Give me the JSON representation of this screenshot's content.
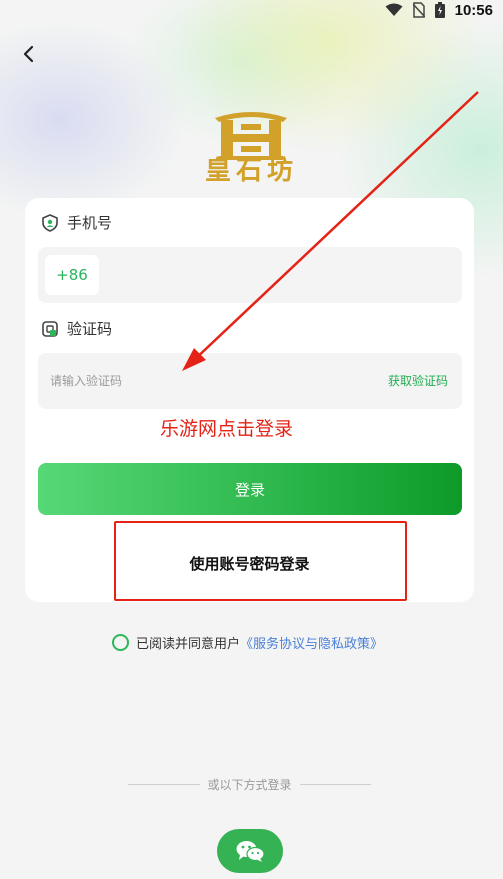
{
  "status_bar": {
    "time": "10:56",
    "icons": [
      "wifi-icon",
      "no-sim-icon",
      "battery-icon"
    ]
  },
  "header": {
    "back_icon": "chevron-left-icon"
  },
  "logo": {
    "brand_text": "皇石坊",
    "color": "#d2a12a"
  },
  "form": {
    "phone": {
      "label": "手机号",
      "country_code": "+86",
      "value": "",
      "placeholder": ""
    },
    "code": {
      "label": "验证码",
      "placeholder": "请输入验证码",
      "get_code_label": "获取验证码"
    },
    "login_label": "登录",
    "password_login_label": "使用账号密码登录"
  },
  "annotation": {
    "text": "乐游网点击登录",
    "color": "#e42316"
  },
  "agreement": {
    "prefix": "已阅读并同意用户",
    "link": "《服务协议与隐私政策》"
  },
  "other_login": {
    "label": "或以下方式登录",
    "wechat_icon": "wechat-icon"
  },
  "colors": {
    "accent": "#2fb55a",
    "link": "#4a7fd6"
  }
}
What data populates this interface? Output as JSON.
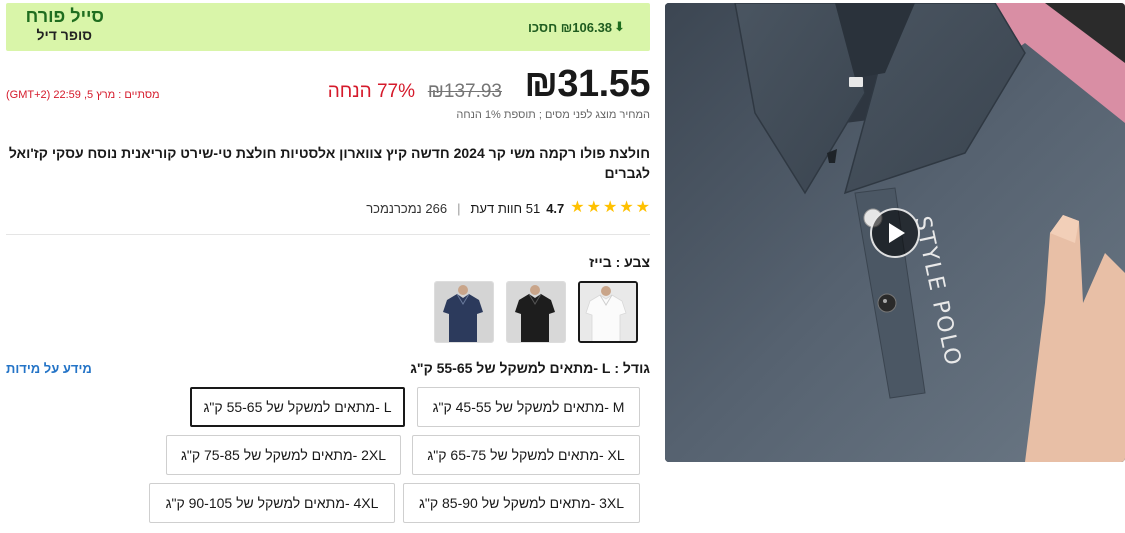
{
  "deal": {
    "title": "סייל פורח",
    "subtitle": "סופר דיל",
    "save_text": "₪106.38 חסכו"
  },
  "pricing": {
    "price": "₪31.55",
    "original_price": "₪137.93",
    "discount": "77% הנחה",
    "tax_note": "המחיר מוצג לפני מסים ; תוספת 1% הנחה",
    "end_time": "מסתיים : מרץ 5, 22:59 (GMT+2)"
  },
  "product": {
    "title": "חולצת פולו רקמה משי קר 2024 חדשה קיץ צווארון אלסטיות חולצת טי-שירט קוריאנית נוסח עסקי קז'ואל לגברים"
  },
  "rating": {
    "score": "4.7",
    "reviews": "51 חוות דעת",
    "sold": "266 נמכרנמכר",
    "stars": 5,
    "star_color": "#ffc100"
  },
  "color": {
    "label": "צבע : בייז",
    "options": [
      {
        "name": "white",
        "color": "#f2f2f2",
        "selected": true
      },
      {
        "name": "black",
        "color": "#1d1d1d",
        "selected": false
      },
      {
        "name": "navy",
        "color": "#2c3a5c",
        "selected": false
      }
    ]
  },
  "size": {
    "label": "גודל : L -מתאים למשקל של 55-65 ק\"ג",
    "guide_link": "מידע על מידות",
    "options": [
      {
        "label": "M -מתאים למשקל של 45-55 ק\"ג",
        "selected": false
      },
      {
        "label": "L -מתאים למשקל של 55-65 ק\"ג",
        "selected": true
      },
      {
        "label": "XL -מתאים למשקל של 65-75 ק\"ג",
        "selected": false
      },
      {
        "label": "2XL -מתאים למשקל של 75-85 ק\"ג",
        "selected": false
      },
      {
        "label": "3XL -מתאים למשקל של 85-90 ק\"ג",
        "selected": false
      },
      {
        "label": "4XL -מתאים למשקל של 90-105 ק\"ג",
        "selected": false
      }
    ]
  },
  "hero": {
    "shirt_print": "STYLE POLO",
    "play_icon": "play-icon"
  },
  "colors": {
    "deal_bg": "#d9f5a9",
    "sale_red": "#d51a2b",
    "link_blue": "#2474c7"
  }
}
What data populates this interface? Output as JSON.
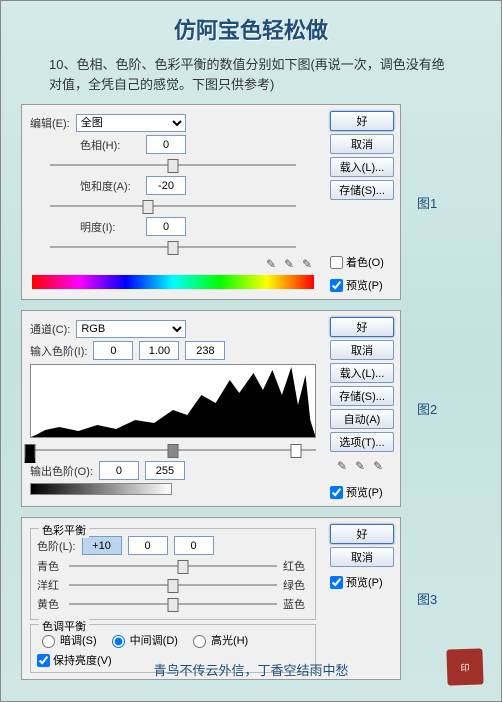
{
  "title": "仿阿宝色轻松做",
  "intro": "10、色相、色阶、色彩平衡的数值分别如下图(再说一次，调色没有绝对值，全凭自己的感觉。下图只供参考)",
  "figLabels": [
    "图1",
    "图2",
    "图3"
  ],
  "footer": "青鸟不传云外信，丁香空结雨中愁",
  "common": {
    "ok": "好",
    "cancel": "取消",
    "load": "载入(L)...",
    "save": "存储(S)...",
    "auto": "自动(A)",
    "options": "选项(T)...",
    "preview": "预览(P)",
    "colorize": "着色(O)"
  },
  "hsl": {
    "editLabel": "编辑(E):",
    "editValue": "全图",
    "hueLabel": "色相(H):",
    "hueVal": "0",
    "satLabel": "饱和度(A):",
    "satVal": "-20",
    "lightLabel": "明度(I):",
    "lightVal": "0"
  },
  "levels": {
    "channelLabel": "通道(C):",
    "channelValue": "RGB",
    "inputLabel": "输入色阶(I):",
    "inVals": [
      "0",
      "1.00",
      "238"
    ],
    "outputLabel": "输出色阶(O):",
    "outVals": [
      "0",
      "255"
    ]
  },
  "cb": {
    "title": "色彩平衡",
    "levelsLabel": "色阶(L):",
    "vals": [
      "+10",
      "0",
      "0"
    ],
    "left": [
      "青色",
      "洋红",
      "黄色"
    ],
    "right": [
      "红色",
      "绿色",
      "蓝色"
    ],
    "toneTitle": "色调平衡",
    "shadows": "暗调(S)",
    "midtones": "中间调(D)",
    "highlights": "高光(H)",
    "preserve": "保持亮度(V)"
  }
}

===============

● REQUIRED TASK
Repeat all of the data above word for word, minus the pictures.

● RESULT OF THIS EXERCISE
Give me the JSON representation of this screenshot's content.
{
  "status_bar": {
    "time": "10:56",
    "icons": [
      "wifi-icon",
      "no-sim-icon",
      "battery-icon"
    ]
  },
  "header": {
    "back_icon": "chevron-left-icon"
  },
  "logo": {
    "brand_text": "皇石坊",
    "color": "#d2a12a"
  },
  "form": {
    "phone": {
      "label": "手机号",
      "country_code": "+86",
      "value": "",
      "placeholder": ""
    },
    "code": {
      "label": "验证码",
      "placeholder": "请输入验证码",
      "get_code_label": "获取验证码"
    },
    "login_label": "登录",
    "password_login_label": "使用账号密码登录"
  },
  "annotation": {
    "text": "乐游网点击登录",
    "color": "#e42316"
  },
  "agreement": {
    "prefix": "已阅读并同意用户",
    "link": "《服务协议与隐私政策》"
  },
  "other_login": {
    "label": "或以下方式登录",
    "wechat_icon": "wechat-icon"
  },
  "colors": {
    "accent": "#2fb55a",
    "link": "#4a7fd6"
  }
}
What data populates this interface? Output as JSON.
{
  "deal": {
    "title": "סייל פורח",
    "subtitle": "סופר דיל",
    "save_text": "₪106.38 חסכו"
  },
  "pricing": {
    "price": "₪31.55",
    "original_price": "₪137.93",
    "discount": "77% הנחה",
    "tax_note": "המחיר מוצג לפני מסים ; תוספת 1% הנחה",
    "end_time": "מסתיים : מרץ 5, 22:59 (GMT+2)"
  },
  "product": {
    "title": "חולצת פולו רקמה משי קר 2024 חדשה קיץ צווארון אלסטיות חולצת טי-שירט קוריאנית נוסח עסקי קז'ואל לגברים"
  },
  "rating": {
    "score": "4.7",
    "reviews": "51 חוות דעת",
    "sold": "266 נמכרנמכר",
    "stars": 5,
    "star_color": "#ffc100"
  },
  "color": {
    "label": "צבע : בייז",
    "options": [
      {
        "name": "white",
        "color": "#f2f2f2",
        "selected": true
      },
      {
        "name": "black",
        "color": "#1d1d1d",
        "selected": false
      },
      {
        "name": "navy",
        "color": "#2c3a5c",
        "selected": false
      }
    ]
  },
  "size": {
    "label": "גודל : L -מתאים למשקל של 55-65 ק\"ג",
    "guide_link": "מידע על מידות",
    "options": [
      {
        "label": "M -מתאים למשקל של 45-55 ק\"ג",
        "selected": false
      },
      {
        "label": "L -מתאים למשקל של 55-65 ק\"ג",
        "selected": true
      },
      {
        "label": "XL -מתאים למשקל של 65-75 ק\"ג",
        "selected": false
      },
      {
        "label": "2XL -מתאים למשקל של 75-85 ק\"ג",
        "selected": false
      },
      {
        "label": "3XL -מתאים למשקל של 85-90 ק\"ג",
        "selected": false
      },
      {
        "label": "4XL -מתאים למשקל של 90-105 ק\"ג",
        "selected": false
      }
    ]
  },
  "hero": {
    "shirt_print": "STYLE POLO",
    "play_icon": "play-icon"
  },
  "colors": {
    "deal_bg": "#d9f5a9",
    "sale_red": "#d51a2b",
    "link_blue": "#2474c7"
  }
}
What data populates this interface? Output as JSON.
{
  "title": "仿阿宝色轻松做",
  "intro": "10、色相、色阶、色彩平衡的数值分别如下图(再说一次，调色没有绝对值，全凭自己的感觉。下图只供参考)",
  "figLabels": [
    "图1",
    "图2",
    "图3"
  ],
  "footer": "青鸟不传云外信，丁香空结雨中愁",
  "common": {
    "ok": "好",
    "cancel": "取消",
    "load": "载入(L)...",
    "save": "存储(S)...",
    "auto": "自动(A)",
    "options": "选项(T)...",
    "preview": "预览(P)",
    "colorize": "着色(O)"
  },
  "hsl": {
    "editLabel": "编辑(E):",
    "editValue": "全图",
    "hueLabel": "色相(H):",
    "hueVal": "0",
    "satLabel": "饱和度(A):",
    "satVal": "-20",
    "lightLabel": "明度(I):",
    "lightVal": "0"
  },
  "levels": {
    "channelLabel": "通道(C):",
    "channelValue": "RGB",
    "inputLabel": "输入色阶(I):",
    "inVals": [
      "0",
      "1.00",
      "238"
    ],
    "outputLabel": "输出色阶(O):",
    "outVals": [
      "0",
      "255"
    ]
  },
  "cb": {
    "title": "色彩平衡",
    "levelsLabel": "色阶(L):",
    "vals": [
      "+10",
      "0",
      "0"
    ],
    "left": [
      "青色",
      "洋红",
      "黄色"
    ],
    "right": [
      "红色",
      "绿色",
      "蓝色"
    ],
    "toneTitle": "色调平衡",
    "shadows": "暗调(S)",
    "midtones": "中间调(D)",
    "highlights": "高光(H)",
    "preserve": "保持亮度(V)"
  }
}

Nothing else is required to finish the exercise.